DIRECTION:
Could every line of the data be printed exactly as it reads?

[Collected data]
* * * * * * *

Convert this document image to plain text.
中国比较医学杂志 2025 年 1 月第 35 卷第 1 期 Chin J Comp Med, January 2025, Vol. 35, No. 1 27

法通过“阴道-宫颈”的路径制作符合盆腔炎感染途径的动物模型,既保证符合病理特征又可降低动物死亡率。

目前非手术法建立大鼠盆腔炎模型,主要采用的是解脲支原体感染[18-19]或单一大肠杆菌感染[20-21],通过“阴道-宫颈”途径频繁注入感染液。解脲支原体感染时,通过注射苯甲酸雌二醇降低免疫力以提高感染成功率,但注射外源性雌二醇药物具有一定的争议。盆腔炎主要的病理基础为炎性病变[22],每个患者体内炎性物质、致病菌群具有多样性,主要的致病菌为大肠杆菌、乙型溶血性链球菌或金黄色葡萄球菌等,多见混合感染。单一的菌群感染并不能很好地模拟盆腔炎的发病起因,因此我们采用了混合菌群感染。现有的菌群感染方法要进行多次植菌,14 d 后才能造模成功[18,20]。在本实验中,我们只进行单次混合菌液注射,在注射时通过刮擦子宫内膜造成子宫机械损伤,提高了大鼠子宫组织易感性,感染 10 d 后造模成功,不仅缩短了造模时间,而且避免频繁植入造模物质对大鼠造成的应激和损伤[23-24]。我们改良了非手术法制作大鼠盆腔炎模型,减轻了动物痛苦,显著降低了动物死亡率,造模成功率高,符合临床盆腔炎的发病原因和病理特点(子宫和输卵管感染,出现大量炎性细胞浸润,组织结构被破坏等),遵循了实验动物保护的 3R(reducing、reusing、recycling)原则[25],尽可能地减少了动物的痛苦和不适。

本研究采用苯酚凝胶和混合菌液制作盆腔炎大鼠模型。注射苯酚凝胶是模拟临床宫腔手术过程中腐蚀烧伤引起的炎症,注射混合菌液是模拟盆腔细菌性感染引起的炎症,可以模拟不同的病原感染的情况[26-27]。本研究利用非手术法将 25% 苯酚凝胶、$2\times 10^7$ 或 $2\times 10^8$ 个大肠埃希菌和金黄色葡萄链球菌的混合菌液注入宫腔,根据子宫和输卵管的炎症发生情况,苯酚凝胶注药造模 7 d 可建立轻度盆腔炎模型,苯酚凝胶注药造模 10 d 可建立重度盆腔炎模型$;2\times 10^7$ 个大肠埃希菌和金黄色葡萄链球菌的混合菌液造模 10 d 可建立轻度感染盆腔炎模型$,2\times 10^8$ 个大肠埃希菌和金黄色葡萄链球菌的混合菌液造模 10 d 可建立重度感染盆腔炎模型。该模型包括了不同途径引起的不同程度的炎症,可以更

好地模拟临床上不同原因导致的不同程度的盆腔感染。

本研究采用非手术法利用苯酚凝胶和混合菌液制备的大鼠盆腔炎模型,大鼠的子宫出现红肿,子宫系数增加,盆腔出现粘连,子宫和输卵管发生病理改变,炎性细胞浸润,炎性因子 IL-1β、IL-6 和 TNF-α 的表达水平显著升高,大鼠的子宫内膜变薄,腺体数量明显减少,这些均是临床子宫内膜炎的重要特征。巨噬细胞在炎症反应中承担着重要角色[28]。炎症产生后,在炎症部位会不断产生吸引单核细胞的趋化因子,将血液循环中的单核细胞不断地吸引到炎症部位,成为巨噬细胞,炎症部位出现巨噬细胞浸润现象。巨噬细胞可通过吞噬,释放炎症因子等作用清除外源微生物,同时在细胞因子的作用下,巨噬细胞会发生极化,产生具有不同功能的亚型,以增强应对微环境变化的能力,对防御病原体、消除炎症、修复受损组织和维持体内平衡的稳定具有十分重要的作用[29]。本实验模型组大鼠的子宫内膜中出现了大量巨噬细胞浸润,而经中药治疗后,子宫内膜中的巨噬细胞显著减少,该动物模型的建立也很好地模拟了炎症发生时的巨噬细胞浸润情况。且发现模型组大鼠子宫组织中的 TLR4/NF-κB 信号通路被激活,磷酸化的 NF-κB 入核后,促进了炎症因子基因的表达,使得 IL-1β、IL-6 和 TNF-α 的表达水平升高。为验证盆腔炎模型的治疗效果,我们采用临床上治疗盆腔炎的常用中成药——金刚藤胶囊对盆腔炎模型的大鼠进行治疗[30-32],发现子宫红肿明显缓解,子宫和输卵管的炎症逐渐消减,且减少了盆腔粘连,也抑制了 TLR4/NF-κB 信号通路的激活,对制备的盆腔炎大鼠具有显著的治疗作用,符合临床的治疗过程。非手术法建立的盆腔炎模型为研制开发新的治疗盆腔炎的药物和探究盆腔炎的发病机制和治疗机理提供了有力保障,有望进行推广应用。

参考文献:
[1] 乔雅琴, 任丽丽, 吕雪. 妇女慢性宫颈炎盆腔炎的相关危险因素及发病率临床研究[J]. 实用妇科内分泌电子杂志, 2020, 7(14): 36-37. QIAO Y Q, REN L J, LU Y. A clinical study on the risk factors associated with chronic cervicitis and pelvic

* * * * * * *

THE RESPONSE:
Convert this document image to plain text.
中国比较医学杂志 2025 年 1 月第 35 卷第 1 期 Chin J Comp Med, January 2025, Vol. 35, No. 1 27

法通过“阴道-宫颈”的路径制作符合盆腔炎感染途径的动物模型,既保证符合病理特征又可降低动物死亡率。

目前非手术法建立大鼠盆腔炎模型,主要采用的是解脲支原体感染[18-19]或单一大肠杆菌感染[20-21],通过“阴道-宫颈”途径频繁注入感染液。解脲支原体感染时,通过注射苯甲酸雌二醇降低免疫力以提高感染成功率,但注射外源性雌二醇药物具有一定的争议。盆腔炎主要的病理基础为炎性病变[22],每个患者体内炎性物质、致病菌群具有多样性,主要的致病菌为大肠杆菌、乙型溶血性链球菌或金黄色葡萄球菌等,多见混合感染。单一的菌群感染并不能很好地模拟盆腔炎的发病起因,因此我们采用了混合菌群感染。现有的菌群感染方法要进行多次植菌,14 d 后才能造模成功[18,20]。在本实验中,我们只进行单次混合菌液注射,在注射时通过刮擦子宫内膜造成子宫机械损伤,提高了大鼠子宫组织易感性,感染 10 d 后造模成功,不仅缩短了造模时间,而且避免频繁植入造模物质对大鼠造成的应激和损伤[23-24]。我们改良了非手术法制作大鼠盆腔炎模型,减轻了动物痛苦,显著降低了动物死亡率,造模成功率高,符合临床盆腔炎的发病原因和病理特点(子宫和输卵管感染,出现大量炎性细胞浸润,组织结构被破坏等),遵循了实验动物保护的 3R(reducing、reusing、recycling)原则[25],尽可能地减少了动物的痛苦和不适。

本研究采用苯酚凝胶和混合菌液制作盆腔炎大鼠模型。注射苯酚凝胶是模拟临床宫腔手术过程中腐蚀烧伤引起的炎症,注射混合菌液是模拟盆腔细菌性感染引起的炎症,可以模拟不同的病原感染的情况[26-27]。本研究利用非手术法将 25% 苯酚凝胶、$2\times 10^7$ 或 $2\times 10^8$ 个大肠埃希菌和金黄色葡萄链球菌的混合菌液注入宫腔,根据子宫和输卵管的炎症发生情况,苯酚凝胶注药造模 7 d 可建立轻度盆腔炎模型,苯酚凝胶注药造模 10 d 可建立重度盆腔炎模型$;2\times 10^7$ 个大肠埃希菌和金黄色葡萄链球菌的混合菌液造模 10 d 可建立轻度感染盆腔炎模型$,2\times 10^8$ 个大肠埃希菌和金黄色葡萄链球菌的混合菌液造模 10 d 可建立重度感染盆腔炎模型。该模型包括了不同途径引起的不同程度的炎症,可以更

好地模拟临床上不同原因导致的不同程度的盆腔感染。

本研究采用非手术法利用苯酚凝胶和混合菌液制备的大鼠盆腔炎模型,大鼠的子宫出现红肿,子宫系数增加,盆腔出现粘连,子宫和输卵管发生病理改变,炎性细胞浸润,炎性因子 IL-1β、IL-6 和 TNF-α 的表达水平显著升高,大鼠的子宫内膜变薄,腺体数量明显减少,这些均是临床子宫内膜炎的重要特征。巨噬细胞在炎症反应中承担着重要角色[28]。炎症产生后,在炎症部位会不断产生吸引单核细胞的趋化因子,将血液循环中的单核细胞不断地吸引到炎症部位,成为巨噬细胞,炎症部位出现巨噬细胞浸润现象。巨噬细胞可通过吞噬,释放炎症因子等作用清除外源微生物,同时在细胞因子的作用下,巨噬细胞会发生极化,产生具有不同功能的亚型,以增强应对微环境变化的能力,对防御病原体、消除炎症、修复受损组织和维持体内平衡的稳定具有十分重要的作用[29]。本实验模型组大鼠的子宫内膜中出现了大量巨噬细胞浸润,而经中药治疗后,子宫内膜中的巨噬细胞显著减少,该动物模型的建立也很好地模拟了炎症发生时的巨噬细胞浸润情况。且发现模型组大鼠子宫组织中的 TLR4/NF-κB 信号通路被激活,磷酸化的 NF-κB 入核后,促进了炎症因子基因的表达,使得 IL-1β、IL-6 和 TNF-α 的表达水平升高。为验证盆腔炎模型的治疗效果,我们采用临床上治疗盆腔炎的常用中成药——金刚藤胶囊对盆腔炎模型的大鼠进行治疗[30-32],发现子宫红肿明显缓解,子宫和输卵管的炎症逐渐消减,且减少了盆腔粘连,也抑制了 TLR4/NF-κB 信号通路的激活,对制备的盆腔炎大鼠具有显著的治疗作用,符合临床的治疗过程。非手术法建立的盆腔炎模型为研制开发新的治疗盆腔炎的药物和探究盆腔炎的发病机制和治疗机理提供了有力保障,有望进行推广应用。

参考文献:
[1] 乔雅琴, 任丽丽, 吕雪. 妇女慢性宫颈炎盆腔炎的相关危险因素及发病率临床研究[J]. 实用妇科内分泌电子杂志, 2020, 7(14): 36-37. QIAO Y Q, REN L J, LU Y. A clinical study on the risk factors associated with chronic cervicitis and pelvic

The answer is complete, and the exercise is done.